>> START Input
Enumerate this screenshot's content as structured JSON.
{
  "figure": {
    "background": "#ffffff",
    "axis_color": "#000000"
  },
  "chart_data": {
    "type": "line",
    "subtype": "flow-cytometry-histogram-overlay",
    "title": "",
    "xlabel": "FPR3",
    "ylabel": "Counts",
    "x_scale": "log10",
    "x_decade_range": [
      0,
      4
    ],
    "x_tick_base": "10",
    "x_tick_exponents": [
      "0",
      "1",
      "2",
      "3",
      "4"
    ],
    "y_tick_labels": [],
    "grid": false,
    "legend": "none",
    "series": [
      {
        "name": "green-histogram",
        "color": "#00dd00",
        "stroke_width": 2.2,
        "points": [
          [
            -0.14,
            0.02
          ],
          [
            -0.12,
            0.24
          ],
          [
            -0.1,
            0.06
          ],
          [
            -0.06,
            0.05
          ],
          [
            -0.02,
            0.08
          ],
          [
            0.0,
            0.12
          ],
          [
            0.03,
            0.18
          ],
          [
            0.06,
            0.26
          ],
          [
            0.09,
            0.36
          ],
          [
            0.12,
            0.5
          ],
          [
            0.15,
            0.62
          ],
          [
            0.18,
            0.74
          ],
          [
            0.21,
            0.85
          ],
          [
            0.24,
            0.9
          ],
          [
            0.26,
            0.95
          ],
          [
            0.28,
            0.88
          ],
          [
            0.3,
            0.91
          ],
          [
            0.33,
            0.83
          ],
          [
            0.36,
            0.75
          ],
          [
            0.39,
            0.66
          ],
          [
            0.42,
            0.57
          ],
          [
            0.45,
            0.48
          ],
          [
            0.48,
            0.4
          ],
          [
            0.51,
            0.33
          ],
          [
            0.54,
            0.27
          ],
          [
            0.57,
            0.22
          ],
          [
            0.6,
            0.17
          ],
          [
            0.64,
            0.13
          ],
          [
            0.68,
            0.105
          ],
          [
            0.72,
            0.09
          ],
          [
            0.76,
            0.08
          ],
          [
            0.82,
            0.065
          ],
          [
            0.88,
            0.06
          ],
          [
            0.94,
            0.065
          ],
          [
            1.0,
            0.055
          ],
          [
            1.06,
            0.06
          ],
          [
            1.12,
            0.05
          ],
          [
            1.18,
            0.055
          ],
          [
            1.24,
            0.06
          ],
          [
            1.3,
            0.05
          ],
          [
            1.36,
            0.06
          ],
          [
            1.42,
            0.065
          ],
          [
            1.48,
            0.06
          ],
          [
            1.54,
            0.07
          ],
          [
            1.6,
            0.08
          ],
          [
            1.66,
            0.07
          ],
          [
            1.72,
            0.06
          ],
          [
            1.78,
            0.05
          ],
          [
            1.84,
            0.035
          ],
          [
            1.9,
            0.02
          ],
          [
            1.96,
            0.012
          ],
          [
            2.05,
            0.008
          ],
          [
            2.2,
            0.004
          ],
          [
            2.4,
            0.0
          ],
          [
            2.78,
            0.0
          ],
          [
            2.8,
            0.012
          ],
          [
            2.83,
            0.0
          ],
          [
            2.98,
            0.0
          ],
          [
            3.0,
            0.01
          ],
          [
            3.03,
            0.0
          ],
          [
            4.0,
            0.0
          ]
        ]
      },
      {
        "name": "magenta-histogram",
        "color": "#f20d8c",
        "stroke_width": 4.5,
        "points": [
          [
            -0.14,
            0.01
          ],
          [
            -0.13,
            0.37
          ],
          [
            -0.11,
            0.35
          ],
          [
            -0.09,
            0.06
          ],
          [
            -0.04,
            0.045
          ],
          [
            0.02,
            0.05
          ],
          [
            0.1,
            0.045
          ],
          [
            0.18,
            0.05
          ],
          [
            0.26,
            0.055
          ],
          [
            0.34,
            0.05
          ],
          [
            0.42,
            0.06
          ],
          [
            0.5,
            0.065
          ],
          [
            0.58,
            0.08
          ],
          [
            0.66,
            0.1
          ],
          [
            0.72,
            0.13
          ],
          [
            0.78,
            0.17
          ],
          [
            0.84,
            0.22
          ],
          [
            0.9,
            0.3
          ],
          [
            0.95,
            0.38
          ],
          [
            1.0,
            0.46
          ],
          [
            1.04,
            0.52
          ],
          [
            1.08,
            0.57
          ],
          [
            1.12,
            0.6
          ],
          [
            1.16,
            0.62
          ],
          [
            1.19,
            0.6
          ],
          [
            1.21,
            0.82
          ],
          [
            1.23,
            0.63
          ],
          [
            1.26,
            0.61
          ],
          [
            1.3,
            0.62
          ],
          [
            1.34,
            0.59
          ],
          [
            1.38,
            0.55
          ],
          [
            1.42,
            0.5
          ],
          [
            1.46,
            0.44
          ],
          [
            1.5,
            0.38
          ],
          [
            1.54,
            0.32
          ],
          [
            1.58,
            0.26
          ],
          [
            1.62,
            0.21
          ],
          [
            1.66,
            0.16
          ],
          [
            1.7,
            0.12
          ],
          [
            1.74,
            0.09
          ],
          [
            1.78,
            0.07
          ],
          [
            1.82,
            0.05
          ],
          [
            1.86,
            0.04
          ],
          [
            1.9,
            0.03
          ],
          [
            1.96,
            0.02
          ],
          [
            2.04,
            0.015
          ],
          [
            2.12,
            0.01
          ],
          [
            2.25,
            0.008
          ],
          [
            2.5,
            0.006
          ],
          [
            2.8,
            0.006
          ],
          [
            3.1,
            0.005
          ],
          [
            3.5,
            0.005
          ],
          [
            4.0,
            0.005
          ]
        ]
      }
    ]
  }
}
>> END Input
Take the entries above and transcribe them exactly.

◆ **Task output**
Enumerate this screenshot's content as structured JSON.
{
  "figure": {
    "background": "#ffffff",
    "axis_color": "#000000"
  },
  "chart_data": {
    "type": "line",
    "subtype": "flow-cytometry-histogram-overlay",
    "title": "",
    "xlabel": "FPR3",
    "ylabel": "Counts",
    "x_scale": "log10",
    "x_decade_range": [
      0,
      4
    ],
    "x_tick_base": "10",
    "x_tick_exponents": [
      "0",
      "1",
      "2",
      "3",
      "4"
    ],
    "y_tick_labels": [],
    "grid": false,
    "legend": "none",
    "series": [
      {
        "name": "green-histogram",
        "color": "#00dd00",
        "stroke_width": 2.2,
        "points": [
          [
            -0.14,
            0.02
          ],
          [
            -0.12,
            0.24
          ],
          [
            -0.1,
            0.06
          ],
          [
            -0.06,
            0.05
          ],
          [
            -0.02,
            0.08
          ],
          [
            0.0,
            0.12
          ],
          [
            0.03,
            0.18
          ],
          [
            0.06,
            0.26
          ],
          [
            0.09,
            0.36
          ],
          [
            0.12,
            0.5
          ],
          [
            0.15,
            0.62
          ],
          [
            0.18,
            0.74
          ],
          [
            0.21,
            0.85
          ],
          [
            0.24,
            0.9
          ],
          [
            0.26,
            0.95
          ],
          [
            0.28,
            0.88
          ],
          [
            0.3,
            0.91
          ],
          [
            0.33,
            0.83
          ],
          [
            0.36,
            0.75
          ],
          [
            0.39,
            0.66
          ],
          [
            0.42,
            0.57
          ],
          [
            0.45,
            0.48
          ],
          [
            0.48,
            0.4
          ],
          [
            0.51,
            0.33
          ],
          [
            0.54,
            0.27
          ],
          [
            0.57,
            0.22
          ],
          [
            0.6,
            0.17
          ],
          [
            0.64,
            0.13
          ],
          [
            0.68,
            0.105
          ],
          [
            0.72,
            0.09
          ],
          [
            0.76,
            0.08
          ],
          [
            0.82,
            0.065
          ],
          [
            0.88,
            0.06
          ],
          [
            0.94,
            0.065
          ],
          [
            1.0,
            0.055
          ],
          [
            1.06,
            0.06
          ],
          [
            1.12,
            0.05
          ],
          [
            1.18,
            0.055
          ],
          [
            1.24,
            0.06
          ],
          [
            1.3,
            0.05
          ],
          [
            1.36,
            0.06
          ],
          [
            1.42,
            0.065
          ],
          [
            1.48,
            0.06
          ],
          [
            1.54,
            0.07
          ],
          [
            1.6,
            0.08
          ],
          [
            1.66,
            0.07
          ],
          [
            1.72,
            0.06
          ],
          [
            1.78,
            0.05
          ],
          [
            1.84,
            0.035
          ],
          [
            1.9,
            0.02
          ],
          [
            1.96,
            0.012
          ],
          [
            2.05,
            0.008
          ],
          [
            2.2,
            0.004
          ],
          [
            2.4,
            0.0
          ],
          [
            2.78,
            0.0
          ],
          [
            2.8,
            0.012
          ],
          [
            2.83,
            0.0
          ],
          [
            2.98,
            0.0
          ],
          [
            3.0,
            0.01
          ],
          [
            3.03,
            0.0
          ],
          [
            4.0,
            0.0
          ]
        ]
      },
      {
        "name": "magenta-histogram",
        "color": "#f20d8c",
        "stroke_width": 4.5,
        "points": [
          [
            -0.14,
            0.01
          ],
          [
            -0.13,
            0.37
          ],
          [
            -0.11,
            0.35
          ],
          [
            -0.09,
            0.06
          ],
          [
            -0.04,
            0.045
          ],
          [
            0.02,
            0.05
          ],
          [
            0.1,
            0.045
          ],
          [
            0.18,
            0.05
          ],
          [
            0.26,
            0.055
          ],
          [
            0.34,
            0.05
          ],
          [
            0.42,
            0.06
          ],
          [
            0.5,
            0.065
          ],
          [
            0.58,
            0.08
          ],
          [
            0.66,
            0.1
          ],
          [
            0.72,
            0.13
          ],
          [
            0.78,
            0.17
          ],
          [
            0.84,
            0.22
          ],
          [
            0.9,
            0.3
          ],
          [
            0.95,
            0.38
          ],
          [
            1.0,
            0.46
          ],
          [
            1.04,
            0.52
          ],
          [
            1.08,
            0.57
          ],
          [
            1.12,
            0.6
          ],
          [
            1.16,
            0.62
          ],
          [
            1.19,
            0.6
          ],
          [
            1.21,
            0.82
          ],
          [
            1.23,
            0.63
          ],
          [
            1.26,
            0.61
          ],
          [
            1.3,
            0.62
          ],
          [
            1.34,
            0.59
          ],
          [
            1.38,
            0.55
          ],
          [
            1.42,
            0.5
          ],
          [
            1.46,
            0.44
          ],
          [
            1.5,
            0.38
          ],
          [
            1.54,
            0.32
          ],
          [
            1.58,
            0.26
          ],
          [
            1.62,
            0.21
          ],
          [
            1.66,
            0.16
          ],
          [
            1.7,
            0.12
          ],
          [
            1.74,
            0.09
          ],
          [
            1.78,
            0.07
          ],
          [
            1.82,
            0.05
          ],
          [
            1.86,
            0.04
          ],
          [
            1.9,
            0.03
          ],
          [
            1.96,
            0.02
          ],
          [
            2.04,
            0.015
          ],
          [
            2.12,
            0.01
          ],
          [
            2.25,
            0.008
          ],
          [
            2.5,
            0.006
          ],
          [
            2.8,
            0.006
          ],
          [
            3.1,
            0.005
          ],
          [
            3.5,
            0.005
          ],
          [
            4.0,
            0.005
          ]
        ]
      }
    ]
  }
}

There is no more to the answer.